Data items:
---------------
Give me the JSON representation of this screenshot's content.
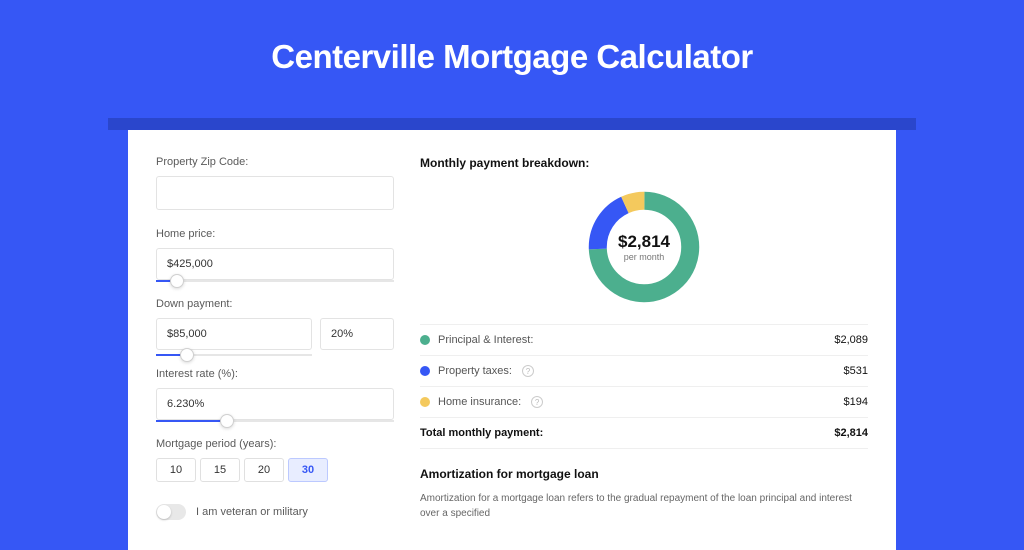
{
  "page": {
    "title": "Centerville Mortgage Calculator",
    "background_color": "#3657f5",
    "card_bg": "#ffffff",
    "shadow_color": "#2a46cc"
  },
  "form": {
    "zip": {
      "label": "Property Zip Code:",
      "value": ""
    },
    "home_price": {
      "label": "Home price:",
      "value": "$425,000",
      "slider": {
        "fill_pct": 9,
        "thumb_pct": 9
      }
    },
    "down_payment": {
      "label": "Down payment:",
      "amount": "$85,000",
      "pct": "20%",
      "slider": {
        "fill_pct": 20,
        "thumb_pct": 20
      }
    },
    "interest": {
      "label": "Interest rate (%):",
      "value": "6.230%",
      "slider": {
        "fill_pct": 30,
        "thumb_pct": 30
      }
    },
    "period": {
      "label": "Mortgage period (years):",
      "options": [
        "10",
        "15",
        "20",
        "30"
      ],
      "selected": "30"
    },
    "veteran": {
      "label": "I am veteran or military",
      "checked": false
    }
  },
  "breakdown": {
    "title": "Monthly payment breakdown:",
    "donut": {
      "type": "pie",
      "total": "$2,814",
      "sub": "per month",
      "ring_width": 18,
      "background": "#ffffff",
      "slices": [
        {
          "label": "Principal & Interest:",
          "value": "$2,089",
          "color": "#4caf8e",
          "percent": 74.2
        },
        {
          "label": "Property taxes:",
          "value": "$531",
          "color": "#3657f5",
          "percent": 18.9,
          "info": true
        },
        {
          "label": "Home insurance:",
          "value": "$194",
          "color": "#f4c95d",
          "percent": 6.9,
          "info": true
        }
      ]
    },
    "total_row": {
      "label": "Total monthly payment:",
      "value": "$2,814"
    }
  },
  "amortization": {
    "title": "Amortization for mortgage loan",
    "text": "Amortization for a mortgage loan refers to the gradual repayment of the loan principal and interest over a specified"
  }
}
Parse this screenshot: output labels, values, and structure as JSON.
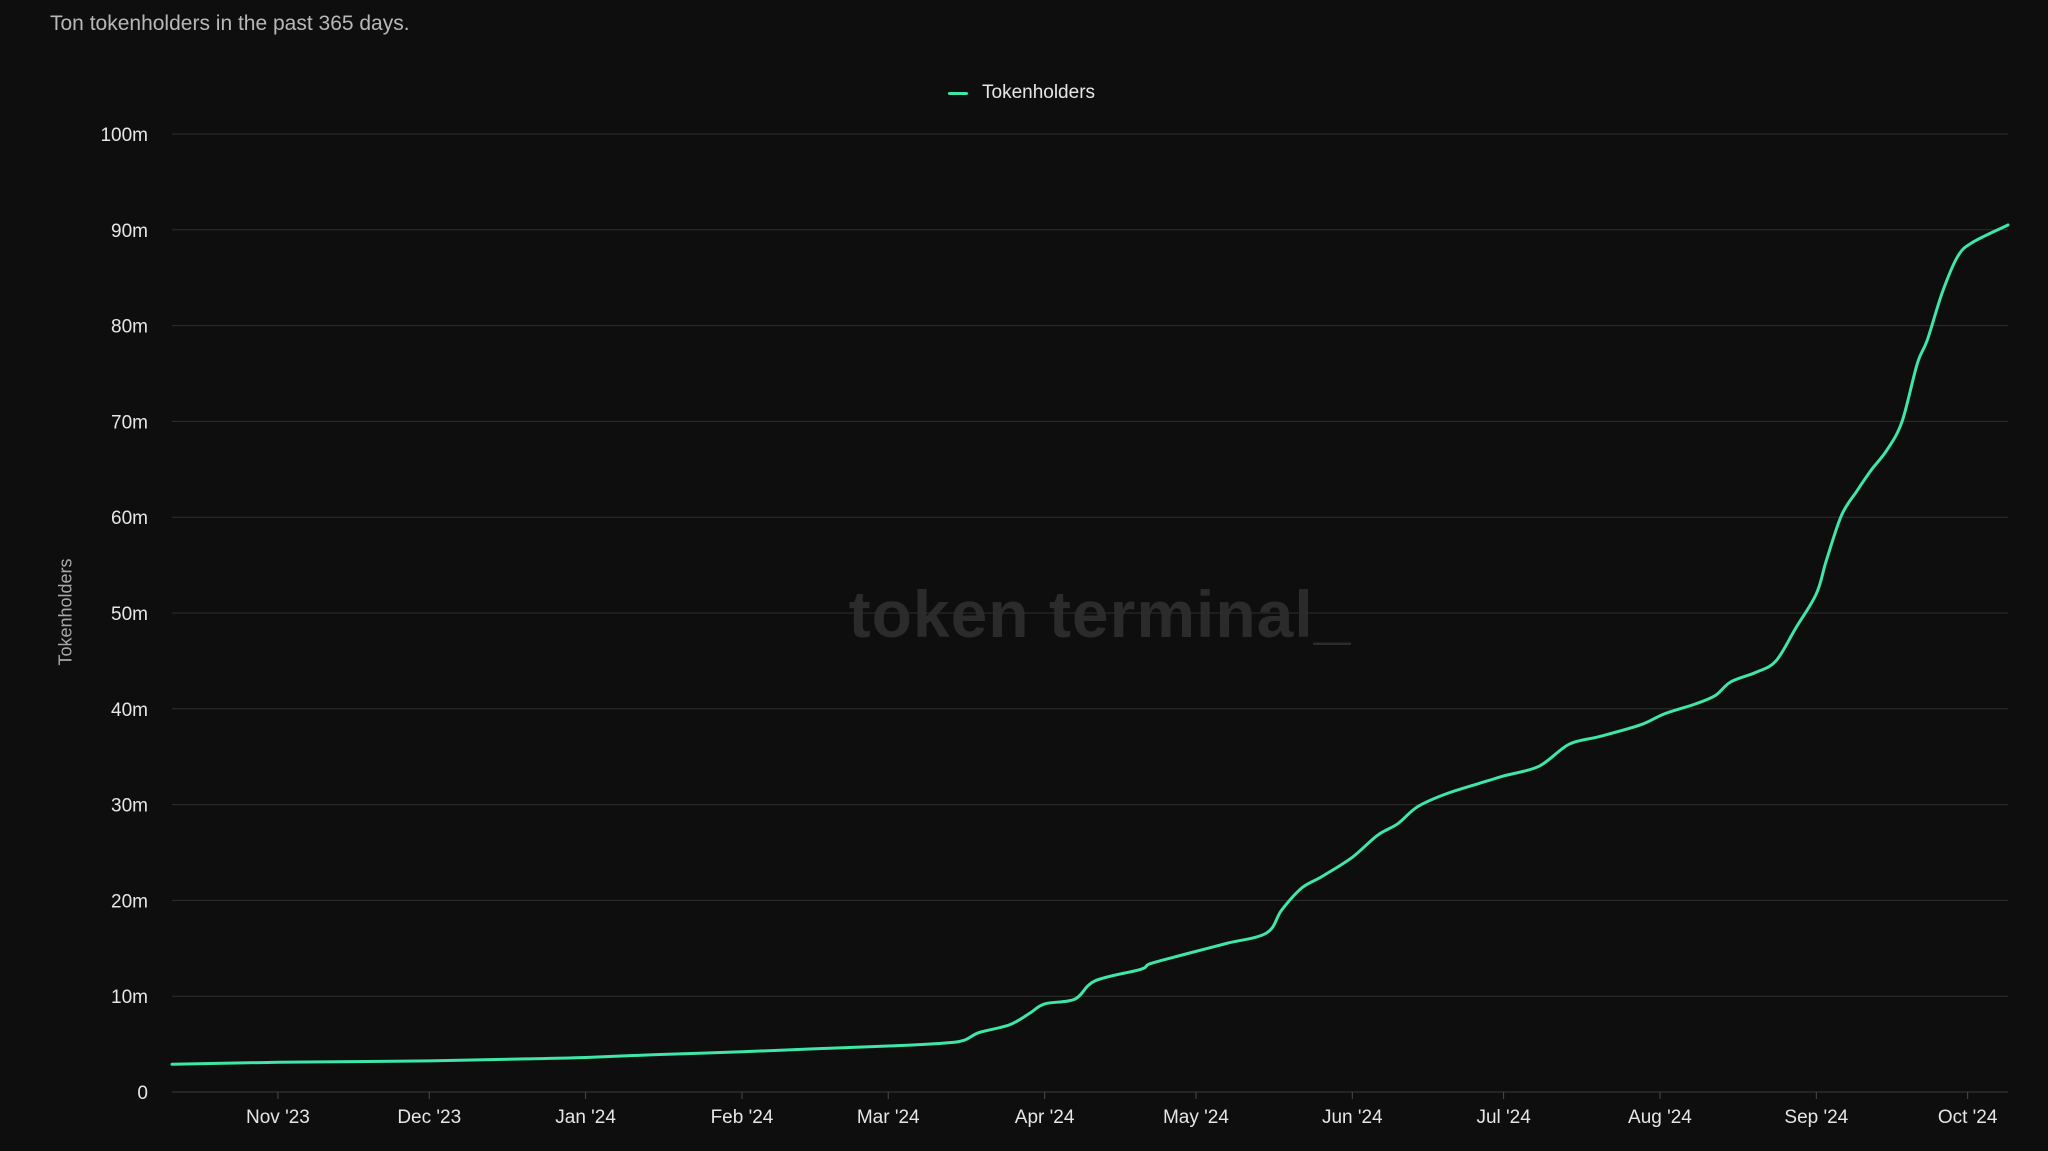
{
  "header": {
    "subtitle": "Ton tokenholders in the past 365 days."
  },
  "watermark": "token terminal_",
  "colors": {
    "background": "#0e0e0e",
    "series": "#3ee6a8",
    "grid": "#2e2e2e"
  },
  "chart_data": {
    "type": "line",
    "title": "",
    "subtitle": "Ton tokenholders in the past 365 days.",
    "xlabel": "",
    "ylabel": "Tokenholders",
    "ylim": [
      0,
      100000000
    ],
    "xlim": [
      "2023-10-11",
      "2024-10-09"
    ],
    "grid": true,
    "legend_position": "top-center",
    "y_ticks": [
      {
        "value": 0,
        "label": "0"
      },
      {
        "value": 10000000,
        "label": "10m"
      },
      {
        "value": 20000000,
        "label": "20m"
      },
      {
        "value": 30000000,
        "label": "30m"
      },
      {
        "value": 40000000,
        "label": "40m"
      },
      {
        "value": 50000000,
        "label": "50m"
      },
      {
        "value": 60000000,
        "label": "60m"
      },
      {
        "value": 70000000,
        "label": "70m"
      },
      {
        "value": 80000000,
        "label": "80m"
      },
      {
        "value": 90000000,
        "label": "90m"
      },
      {
        "value": 100000000,
        "label": "100m"
      }
    ],
    "x_ticks": [
      {
        "date": "2023-11-01",
        "label": "Nov '23"
      },
      {
        "date": "2023-12-01",
        "label": "Dec '23"
      },
      {
        "date": "2024-01-01",
        "label": "Jan '24"
      },
      {
        "date": "2024-02-01",
        "label": "Feb '24"
      },
      {
        "date": "2024-03-01",
        "label": "Mar '24"
      },
      {
        "date": "2024-04-01",
        "label": "Apr '24"
      },
      {
        "date": "2024-05-01",
        "label": "May '24"
      },
      {
        "date": "2024-06-01",
        "label": "Jun '24"
      },
      {
        "date": "2024-07-01",
        "label": "Jul '24"
      },
      {
        "date": "2024-08-01",
        "label": "Aug '24"
      },
      {
        "date": "2024-09-01",
        "label": "Sep '24"
      },
      {
        "date": "2024-10-01",
        "label": "Oct '24"
      }
    ],
    "series": [
      {
        "name": "Tokenholders",
        "color": "#3ee6a8",
        "points": [
          [
            "2023-10-11",
            2900000
          ],
          [
            "2023-11-01",
            3100000
          ],
          [
            "2023-12-01",
            3250000
          ],
          [
            "2023-12-20",
            3450000
          ],
          [
            "2024-01-01",
            3600000
          ],
          [
            "2024-01-15",
            3900000
          ],
          [
            "2024-02-01",
            4200000
          ],
          [
            "2024-02-15",
            4500000
          ],
          [
            "2024-03-01",
            4800000
          ],
          [
            "2024-03-12",
            5100000
          ],
          [
            "2024-03-16",
            5400000
          ],
          [
            "2024-03-19",
            6200000
          ],
          [
            "2024-03-25",
            7000000
          ],
          [
            "2024-03-29",
            8200000
          ],
          [
            "2024-04-01",
            9200000
          ],
          [
            "2024-04-07",
            9700000
          ],
          [
            "2024-04-11",
            11600000
          ],
          [
            "2024-04-20",
            12800000
          ],
          [
            "2024-04-22",
            13400000
          ],
          [
            "2024-04-29",
            14400000
          ],
          [
            "2024-05-07",
            15500000
          ],
          [
            "2024-05-15",
            16600000
          ],
          [
            "2024-05-18",
            19000000
          ],
          [
            "2024-05-22",
            21300000
          ],
          [
            "2024-05-26",
            22500000
          ],
          [
            "2024-06-01",
            24500000
          ],
          [
            "2024-06-06",
            26800000
          ],
          [
            "2024-06-10",
            28000000
          ],
          [
            "2024-06-14",
            29800000
          ],
          [
            "2024-06-20",
            31200000
          ],
          [
            "2024-06-28",
            32500000
          ],
          [
            "2024-07-01",
            33000000
          ],
          [
            "2024-07-08",
            34000000
          ],
          [
            "2024-07-14",
            36300000
          ],
          [
            "2024-07-20",
            37100000
          ],
          [
            "2024-07-28",
            38300000
          ],
          [
            "2024-08-02",
            39500000
          ],
          [
            "2024-08-08",
            40500000
          ],
          [
            "2024-08-12",
            41400000
          ],
          [
            "2024-08-15",
            42800000
          ],
          [
            "2024-08-20",
            43800000
          ],
          [
            "2024-08-24",
            45000000
          ],
          [
            "2024-08-28",
            48500000
          ],
          [
            "2024-09-01",
            52000000
          ],
          [
            "2024-09-03",
            55500000
          ],
          [
            "2024-09-06",
            60200000
          ],
          [
            "2024-09-09",
            62700000
          ],
          [
            "2024-09-12",
            65000000
          ],
          [
            "2024-09-15",
            67000000
          ],
          [
            "2024-09-18",
            70000000
          ],
          [
            "2024-09-21",
            76000000
          ],
          [
            "2024-09-23",
            78500000
          ],
          [
            "2024-09-26",
            83500000
          ],
          [
            "2024-09-29",
            87200000
          ],
          [
            "2024-10-02",
            88700000
          ],
          [
            "2024-10-09",
            90500000
          ]
        ]
      }
    ]
  }
}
---------------
Job:
List each line of the entries that holds the string "JSON".

Exercise result:
Give me the JSON representation of this screenshot's content.
Parse this screenshot: output labels, values, and structure as JSON.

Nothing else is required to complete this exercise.